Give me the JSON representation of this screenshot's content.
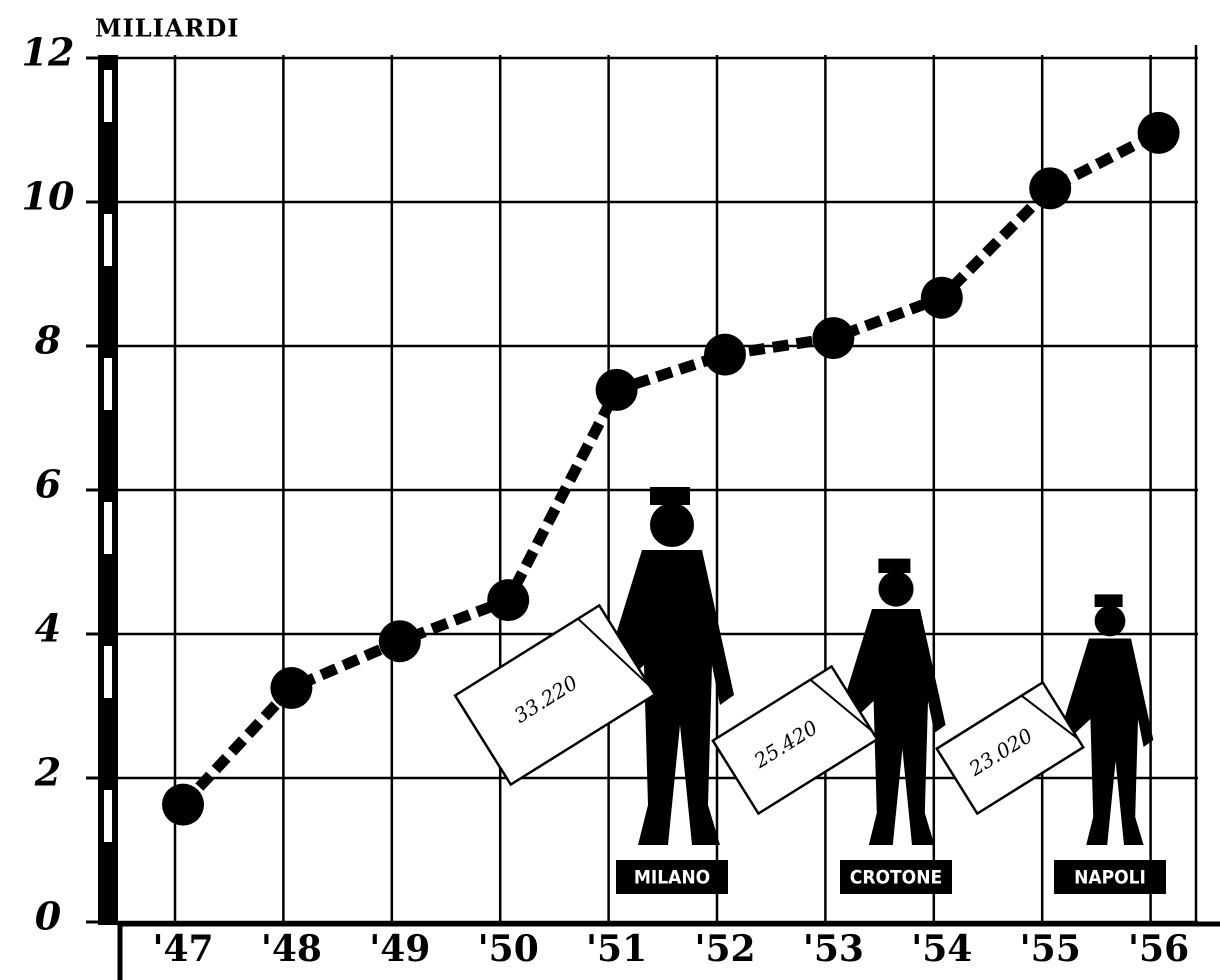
{
  "chart_data": {
    "type": "line",
    "y_label": "MILIARDI",
    "categories": [
      "'47",
      "'48",
      "'49",
      "'50",
      "'51",
      "'52",
      "'53",
      "'54",
      "'55",
      "'56"
    ],
    "values": [
      1.63,
      3.25,
      3.9,
      4.47,
      7.39,
      7.88,
      8.11,
      8.67,
      10.19,
      10.96
    ],
    "color": "#000000",
    "ylim": [
      0,
      12
    ],
    "yticks": [
      0,
      2,
      4,
      6,
      8,
      10,
      12
    ],
    "grid": true,
    "annotations": [
      {
        "label": "MILANO",
        "amount": "33.220"
      },
      {
        "label": "CROTONE",
        "amount": "25.420"
      },
      {
        "label": "NAPOLI",
        "amount": "23.020"
      }
    ]
  }
}
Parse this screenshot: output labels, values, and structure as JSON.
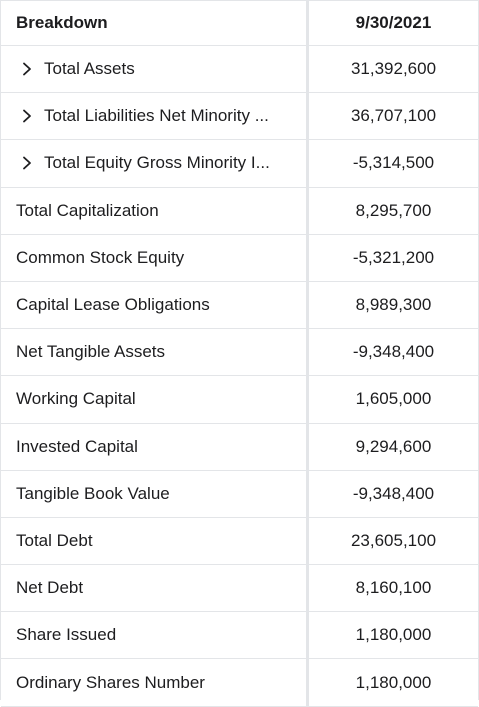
{
  "header": {
    "breakdown_label": "Breakdown",
    "date_label": "9/30/2021"
  },
  "rows": [
    {
      "label": "Total Assets",
      "value": "31,392,600",
      "expandable": true
    },
    {
      "label": "Total Liabilities Net Minority ...",
      "value": "36,707,100",
      "expandable": true
    },
    {
      "label": "Total Equity Gross Minority I...",
      "value": "-5,314,500",
      "expandable": true
    },
    {
      "label": "Total Capitalization",
      "value": "8,295,700",
      "expandable": false
    },
    {
      "label": "Common Stock Equity",
      "value": "-5,321,200",
      "expandable": false
    },
    {
      "label": "Capital Lease Obligations",
      "value": "8,989,300",
      "expandable": false
    },
    {
      "label": "Net Tangible Assets",
      "value": "-9,348,400",
      "expandable": false
    },
    {
      "label": "Working Capital",
      "value": "1,605,000",
      "expandable": false
    },
    {
      "label": "Invested Capital",
      "value": "9,294,600",
      "expandable": false
    },
    {
      "label": "Tangible Book Value",
      "value": "-9,348,400",
      "expandable": false
    },
    {
      "label": "Total Debt",
      "value": "23,605,100",
      "expandable": false
    },
    {
      "label": "Net Debt",
      "value": "8,160,100",
      "expandable": false
    },
    {
      "label": "Share Issued",
      "value": "1,180,000",
      "expandable": false
    },
    {
      "label": "Ordinary Shares Number",
      "value": "1,180,000",
      "expandable": false
    }
  ],
  "icons": {
    "expand": "chevron-right-icon"
  }
}
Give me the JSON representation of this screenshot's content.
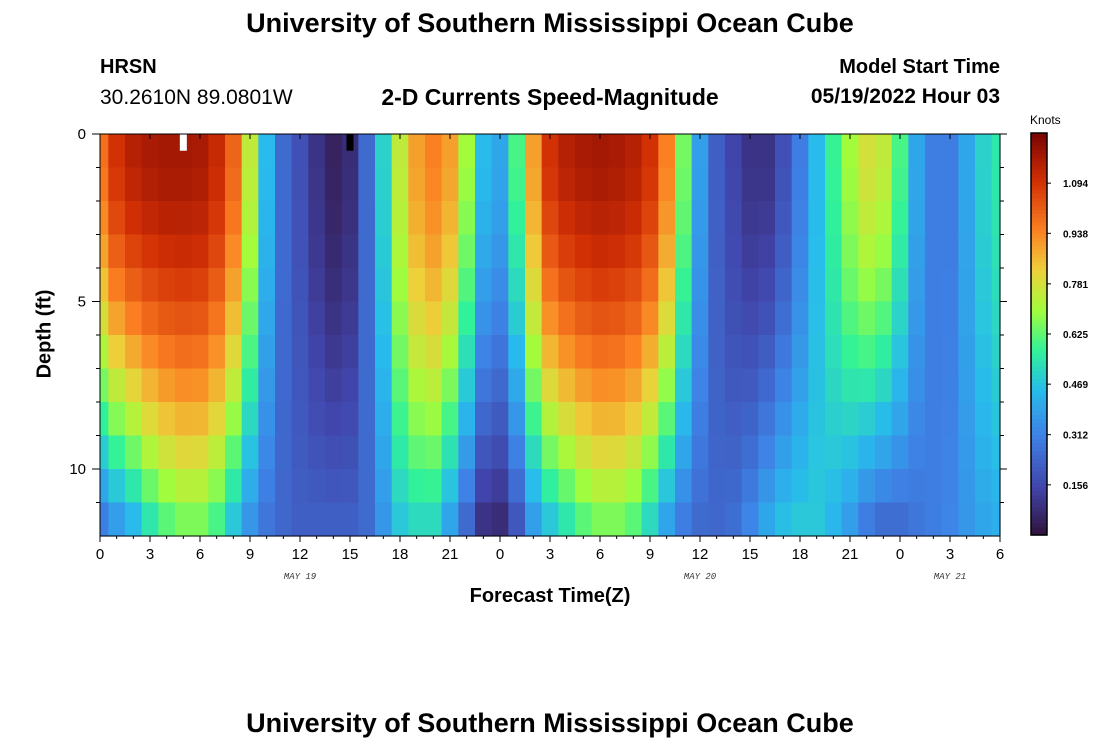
{
  "page": {
    "title": "University of Southern Mississippi Ocean Cube",
    "title_repeat": "University of Southern Mississippi Ocean Cube",
    "station": "HRSN",
    "coords": "30.2610N  89.0801W",
    "subtitle": "2-D Currents Speed-Magnitude",
    "model_start_label": "Model Start Time",
    "model_start_value": "05/19/2022 Hour 03"
  },
  "chart_data": {
    "type": "heatmap",
    "title": "2-D Currents Speed-Magnitude",
    "xlabel": "Forecast Time(Z)",
    "ylabel": "Depth (ft)",
    "x_range_hours": [
      0,
      54
    ],
    "y_range_ft": [
      0,
      12
    ],
    "y_ticks": [
      "0",
      "5",
      "10"
    ],
    "y_tick_values": [
      0,
      5,
      10
    ],
    "x_ticks": [
      "0",
      "3",
      "6",
      "9",
      "12",
      "15",
      "18",
      "21",
      "0",
      "3",
      "6",
      "9",
      "12",
      "15",
      "18",
      "21",
      "0",
      "3",
      "6"
    ],
    "x_tick_hours": [
      0,
      3,
      6,
      9,
      12,
      15,
      18,
      21,
      24,
      27,
      30,
      33,
      36,
      39,
      42,
      45,
      48,
      51,
      54
    ],
    "date_labels": [
      {
        "text": "MAY 19",
        "hour": 12
      },
      {
        "text": "MAY 20",
        "hour": 36
      },
      {
        "text": "MAY 21",
        "hour": 51
      }
    ],
    "colorbar": {
      "title": "Knots",
      "ticks": [
        "1.094",
        "0.938",
        "0.781",
        "0.625",
        "0.469",
        "0.312",
        "0.156"
      ],
      "tick_values": [
        1.094,
        0.938,
        0.781,
        0.625,
        0.469,
        0.312,
        0.156
      ],
      "range": [
        0.0,
        1.25
      ]
    },
    "surface_speed_knots": [
      0.98,
      1.1,
      1.15,
      1.17,
      1.18,
      1.18,
      1.17,
      1.12,
      1.0,
      0.75,
      0.45,
      0.25,
      0.18,
      0.1,
      0.05,
      0.08,
      0.25,
      0.5,
      0.75,
      0.9,
      0.95,
      0.9,
      0.7,
      0.45,
      0.4,
      0.6,
      0.9,
      1.1,
      1.15,
      1.17,
      1.18,
      1.17,
      1.15,
      1.1,
      0.95,
      0.65,
      0.38,
      0.22,
      0.15,
      0.1,
      0.1,
      0.18,
      0.3,
      0.45,
      0.58,
      0.7,
      0.78,
      0.75,
      0.6,
      0.4,
      0.3,
      0.3,
      0.4,
      0.5,
      0.55
    ],
    "deep_speed_knots": [
      0.3,
      0.38,
      0.45,
      0.55,
      0.62,
      0.66,
      0.66,
      0.6,
      0.48,
      0.36,
      0.28,
      0.24,
      0.22,
      0.22,
      0.22,
      0.22,
      0.25,
      0.36,
      0.48,
      0.52,
      0.52,
      0.4,
      0.25,
      0.1,
      0.08,
      0.2,
      0.38,
      0.48,
      0.55,
      0.62,
      0.66,
      0.66,
      0.62,
      0.52,
      0.4,
      0.3,
      0.25,
      0.24,
      0.26,
      0.32,
      0.4,
      0.46,
      0.48,
      0.48,
      0.44,
      0.38,
      0.3,
      0.26,
      0.26,
      0.28,
      0.3,
      0.32,
      0.36,
      0.4,
      0.42
    ],
    "depth_profile_exponent": 1.6,
    "depth_levels": 12,
    "markers": [
      {
        "hour": 5,
        "depth_ft": 0.25,
        "color": "#ffffff"
      },
      {
        "hour": 15,
        "depth_ft": 0.25,
        "color": "#000000"
      }
    ]
  }
}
━━━━
All of the records above must be copied exactly, except for the pictures.

Solution to the exercise:
Give me the JSON representation of this screenshot's content.
{
  "chart_data": {
    "type": "line",
    "y_label": "MILIARDI",
    "categories": [
      "'47",
      "'48",
      "'49",
      "'50",
      "'51",
      "'52",
      "'53",
      "'54",
      "'55",
      "'56"
    ],
    "values": [
      1.63,
      3.25,
      3.9,
      4.47,
      7.39,
      7.88,
      8.11,
      8.67,
      10.19,
      10.96
    ],
    "color": "#000000",
    "ylim": [
      0,
      12
    ],
    "yticks": [
      0,
      2,
      4,
      6,
      8,
      10,
      12
    ],
    "grid": true,
    "annotations": [
      {
        "label": "MILANO",
        "amount": "33.220"
      },
      {
        "label": "CROTONE",
        "amount": "25.420"
      },
      {
        "label": "NAPOLI",
        "amount": "23.020"
      }
    ]
  }
}
Parse this screenshot: output labels, values, and structure as JSON.
{
  "header": {
    "breakdown_label": "Breakdown",
    "date_label": "9/30/2021"
  },
  "rows": [
    {
      "label": "Total Assets",
      "value": "31,392,600",
      "expandable": true
    },
    {
      "label": "Total Liabilities Net Minority ...",
      "value": "36,707,100",
      "expandable": true
    },
    {
      "label": "Total Equity Gross Minority I...",
      "value": "-5,314,500",
      "expandable": true
    },
    {
      "label": "Total Capitalization",
      "value": "8,295,700",
      "expandable": false
    },
    {
      "label": "Common Stock Equity",
      "value": "-5,321,200",
      "expandable": false
    },
    {
      "label": "Capital Lease Obligations",
      "value": "8,989,300",
      "expandable": false
    },
    {
      "label": "Net Tangible Assets",
      "value": "-9,348,400",
      "expandable": false
    },
    {
      "label": "Working Capital",
      "value": "1,605,000",
      "expandable": false
    },
    {
      "label": "Invested Capital",
      "value": "9,294,600",
      "expandable": false
    },
    {
      "label": "Tangible Book Value",
      "value": "-9,348,400",
      "expandable": false
    },
    {
      "label": "Total Debt",
      "value": "23,605,100",
      "expandable": false
    },
    {
      "label": "Net Debt",
      "value": "8,160,100",
      "expandable": false
    },
    {
      "label": "Share Issued",
      "value": "1,180,000",
      "expandable": false
    },
    {
      "label": "Ordinary Shares Number",
      "value": "1,180,000",
      "expandable": false
    }
  ],
  "icons": {
    "expand": "chevron-right-icon"
  }
}
Give me the JSON representation of this screenshot's content.
{
  "page": {
    "title": "University of Southern Mississippi Ocean Cube",
    "title_repeat": "University of Southern Mississippi Ocean Cube",
    "station": "HRSN",
    "coords": "30.2610N  89.0801W",
    "subtitle": "2-D Currents Speed-Magnitude",
    "model_start_label": "Model Start Time",
    "model_start_value": "05/19/2022 Hour 03"
  },
  "chart_data": {
    "type": "heatmap",
    "title": "2-D Currents Speed-Magnitude",
    "xlabel": "Forecast Time(Z)",
    "ylabel": "Depth (ft)",
    "x_range_hours": [
      0,
      54
    ],
    "y_range_ft": [
      0,
      12
    ],
    "y_ticks": [
      "0",
      "5",
      "10"
    ],
    "y_tick_values": [
      0,
      5,
      10
    ],
    "x_ticks": [
      "0",
      "3",
      "6",
      "9",
      "12",
      "15",
      "18",
      "21",
      "0",
      "3",
      "6",
      "9",
      "12",
      "15",
      "18",
      "21",
      "0",
      "3",
      "6"
    ],
    "x_tick_hours": [
      0,
      3,
      6,
      9,
      12,
      15,
      18,
      21,
      24,
      27,
      30,
      33,
      36,
      39,
      42,
      45,
      48,
      51,
      54
    ],
    "date_labels": [
      {
        "text": "MAY 19",
        "hour": 12
      },
      {
        "text": "MAY 20",
        "hour": 36
      },
      {
        "text": "MAY 21",
        "hour": 51
      }
    ],
    "colorbar": {
      "title": "Knots",
      "ticks": [
        "1.094",
        "0.938",
        "0.781",
        "0.625",
        "0.469",
        "0.312",
        "0.156"
      ],
      "tick_values": [
        1.094,
        0.938,
        0.781,
        0.625,
        0.469,
        0.312,
        0.156
      ],
      "range": [
        0.0,
        1.25
      ]
    },
    "surface_speed_knots": [
      0.98,
      1.1,
      1.15,
      1.17,
      1.18,
      1.18,
      1.17,
      1.12,
      1.0,
      0.75,
      0.45,
      0.25,
      0.18,
      0.1,
      0.05,
      0.08,
      0.25,
      0.5,
      0.75,
      0.9,
      0.95,
      0.9,
      0.7,
      0.45,
      0.4,
      0.6,
      0.9,
      1.1,
      1.15,
      1.17,
      1.18,
      1.17,
      1.15,
      1.1,
      0.95,
      0.65,
      0.38,
      0.22,
      0.15,
      0.1,
      0.1,
      0.18,
      0.3,
      0.45,
      0.58,
      0.7,
      0.78,
      0.75,
      0.6,
      0.4,
      0.3,
      0.3,
      0.4,
      0.5,
      0.55
    ],
    "deep_speed_knots": [
      0.3,
      0.38,
      0.45,
      0.55,
      0.62,
      0.66,
      0.66,
      0.6,
      0.48,
      0.36,
      0.28,
      0.24,
      0.22,
      0.22,
      0.22,
      0.22,
      0.25,
      0.36,
      0.48,
      0.52,
      0.52,
      0.4,
      0.25,
      0.1,
      0.08,
      0.2,
      0.38,
      0.48,
      0.55,
      0.62,
      0.66,
      0.66,
      0.62,
      0.52,
      0.4,
      0.3,
      0.25,
      0.24,
      0.26,
      0.32,
      0.4,
      0.46,
      0.48,
      0.48,
      0.44,
      0.38,
      0.3,
      0.26,
      0.26,
      0.28,
      0.3,
      0.32,
      0.36,
      0.4,
      0.42
    ],
    "depth_profile_exponent": 1.6,
    "depth_levels": 12,
    "markers": [
      {
        "hour": 5,
        "depth_ft": 0.25,
        "color": "#ffffff"
      },
      {
        "hour": 15,
        "depth_ft": 0.25,
        "color": "#000000"
      }
    ]
  }
}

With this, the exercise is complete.